Keep the pictures out of the copy and repeat the records exactly.

▬▬▬▬▬▬▬▬▬▬

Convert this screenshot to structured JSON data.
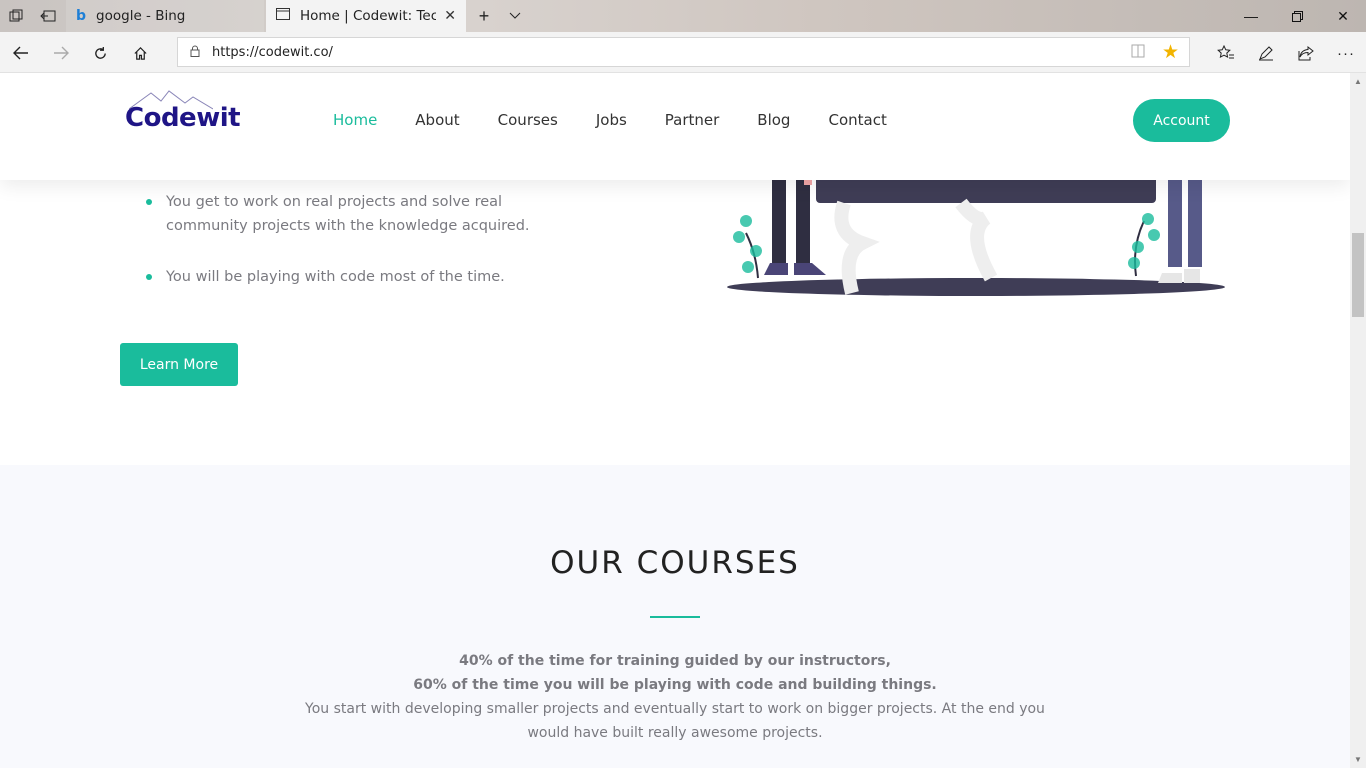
{
  "browser": {
    "tabs": [
      {
        "label": "google - Bing",
        "active": false
      },
      {
        "label": "Home | Codewit: Technology",
        "active": true
      }
    ],
    "url": "https://codewit.co/"
  },
  "site": {
    "logo_text": "Codewit",
    "nav": [
      "Home",
      "About",
      "Courses",
      "Jobs",
      "Partner",
      "Blog",
      "Contact"
    ],
    "active_nav": "Home",
    "account_label": "Account",
    "accent_color": "#1abc9c",
    "logo_color": "#1f1586"
  },
  "intro": {
    "bullets": [
      "You get to work on real projects and solve real community projects with the knowledge acquired.",
      "You will be playing with code most of the time."
    ],
    "learn_more_label": "Learn More"
  },
  "courses": {
    "title": "OUR COURSES",
    "line1": "40% of the time for training guided by our instructors,",
    "line2": "60% of the time you will be playing with code and building things.",
    "line3": "You start with developing smaller projects and eventually start to work on bigger projects. At the end you would have built really awesome projects."
  }
}
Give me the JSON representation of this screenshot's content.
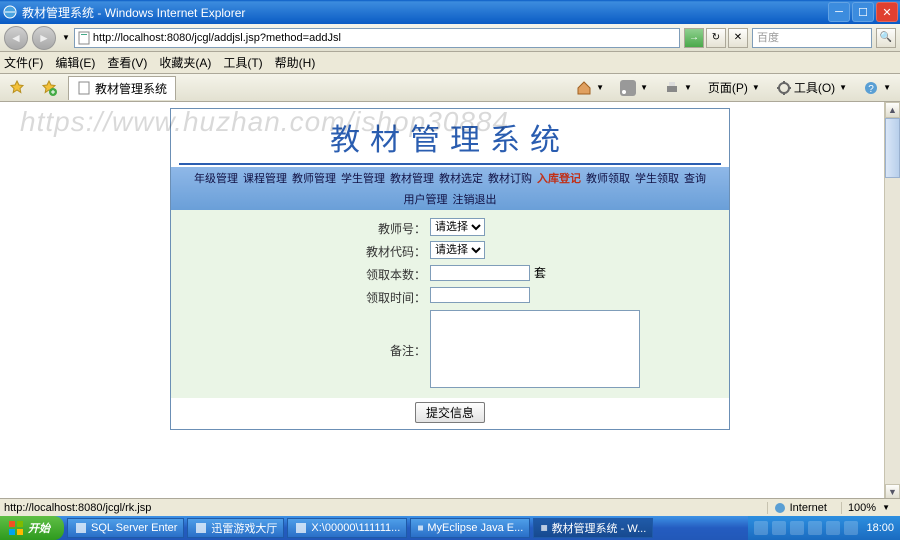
{
  "window": {
    "title": "教材管理系统 - Windows Internet Explorer",
    "url": "http://localhost:8080/jcgl/addjsl.jsp?method=addJsl",
    "search_placeholder": "百度"
  },
  "menu": {
    "file": "文件(F)",
    "edit": "编辑(E)",
    "view": "查看(V)",
    "fav": "收藏夹(A)",
    "tools": "工具(T)",
    "help": "帮助(H)"
  },
  "tab": {
    "label": "教材管理系统"
  },
  "toolbar": {
    "page": "页面(P)",
    "tools": "工具(O)"
  },
  "watermark": "https://www.huzhan.com/ishop30884",
  "app": {
    "title": "教材管理系统",
    "nav": [
      "年级管理",
      "课程管理",
      "教师管理",
      "学生管理",
      "教材管理",
      "教材选定",
      "教材订购",
      "入库登记",
      "教师领取",
      "学生领取",
      "查询",
      "用户管理",
      "注销退出"
    ],
    "nav_active_index": 7
  },
  "form": {
    "teacher_label": "教师号：",
    "teacher_placeholder": "请选择",
    "code_label": "教材代码：",
    "code_placeholder": "请选择",
    "qty_label": "领取本数：",
    "qty_value": "",
    "qty_unit": "套",
    "time_label": "领取时间：",
    "time_value": "",
    "remark_label": "备注：",
    "remark_value": "",
    "submit": "提交信息"
  },
  "status": {
    "left": "http://localhost:8080/jcgl/rk.jsp",
    "zone": "Internet",
    "zoom": "100%"
  },
  "taskbar": {
    "start": "开始",
    "items": [
      "SQL Server Enter",
      "迅雷游戏大厅",
      "X:\\00000\\111111...",
      "MyEclipse Java E...",
      "教材管理系统 - W..."
    ],
    "active_index": 4,
    "clock": "18:00"
  }
}
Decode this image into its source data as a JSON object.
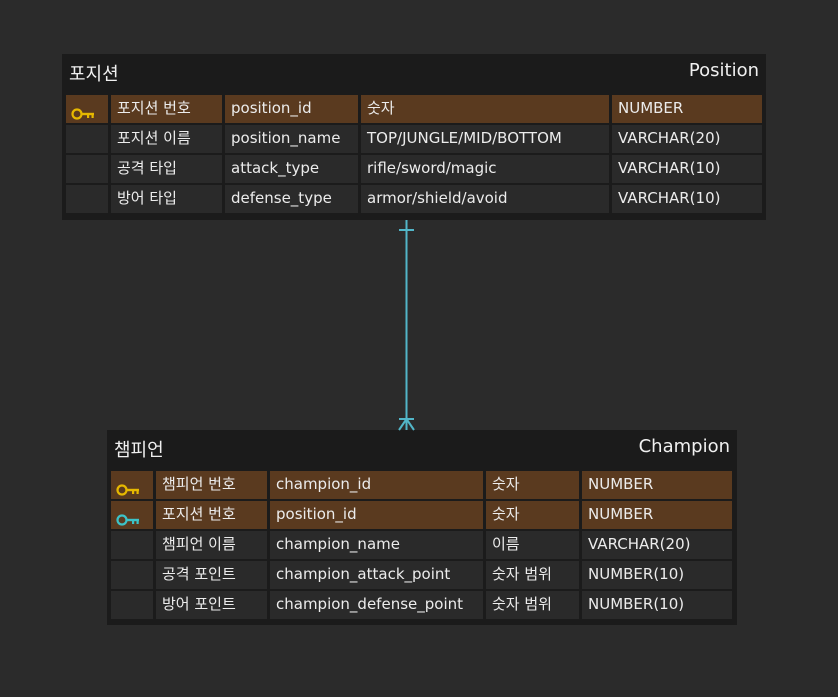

▬▬▬▬▬▬▬▬▬▬

(The result):
Convert this screenshot to structured JSON data.
{
  "browser": {
    "tabs": [
      {
        "label": "google - Bing",
        "active": false
      },
      {
        "label": "Home | Codewit: Technology",
        "active": true
      }
    ],
    "url": "https://codewit.co/"
  },
  "site": {
    "logo_text": "Codewit",
    "nav": [
      "Home",
      "About",
      "Courses",
      "Jobs",
      "Partner",
      "Blog",
      "Contact"
    ],
    "active_nav": "Home",
    "account_label": "Account",
    "accent_color": "#1abc9c",
    "logo_color": "#1f1586"
  },
  "intro": {
    "bullets": [
      "You get to work on real projects and solve real community projects with the knowledge acquired.",
      "You will be playing with code most of the time."
    ],
    "learn_more_label": "Learn More"
  },
  "courses": {
    "title": "OUR COURSES",
    "line1": "40% of the time for training guided by our instructors,",
    "line2": "60% of the time you will be playing with code and building things.",
    "line3": "You start with developing smaller projects and eventually start to work on bigger projects. At the end you would have built really awesome projects."
  }
}
Give me the JSON representation of this screenshot's content.
{
  "window": {
    "title": "教材管理系统 - Windows Internet Explorer",
    "url": "http://localhost:8080/jcgl/addjsl.jsp?method=addJsl",
    "search_placeholder": "百度"
  },
  "menu": {
    "file": "文件(F)",
    "edit": "编辑(E)",
    "view": "查看(V)",
    "fav": "收藏夹(A)",
    "tools": "工具(T)",
    "help": "帮助(H)"
  },
  "tab": {
    "label": "教材管理系统"
  },
  "toolbar": {
    "page": "页面(P)",
    "tools": "工具(O)"
  },
  "watermark": "https://www.huzhan.com/ishop30884",
  "app": {
    "title": "教材管理系统",
    "nav": [
      "年级管理",
      "课程管理",
      "教师管理",
      "学生管理",
      "教材管理",
      "教材选定",
      "教材订购",
      "入库登记",
      "教师领取",
      "学生领取",
      "查询",
      "用户管理",
      "注销退出"
    ],
    "nav_active_index": 7
  },
  "form": {
    "teacher_label": "教师号：",
    "teacher_placeholder": "请选择",
    "code_label": "教材代码：",
    "code_placeholder": "请选择",
    "qty_label": "领取本数：",
    "qty_value": "",
    "qty_unit": "套",
    "time_label": "领取时间：",
    "time_value": "",
    "remark_label": "备注：",
    "remark_value": "",
    "submit": "提交信息"
  },
  "status": {
    "left": "http://localhost:8080/jcgl/rk.jsp",
    "zone": "Internet",
    "zoom": "100%"
  },
  "taskbar": {
    "start": "开始",
    "items": [
      "SQL Server Enter",
      "迅雷游戏大厅",
      "X:\\00000\\111111...",
      "MyEclipse Java E...",
      "教材管理系统 - W..."
    ],
    "active_index": 4,
    "clock": "18:00"
  }
}
Decode this image into its source data as a JSON object.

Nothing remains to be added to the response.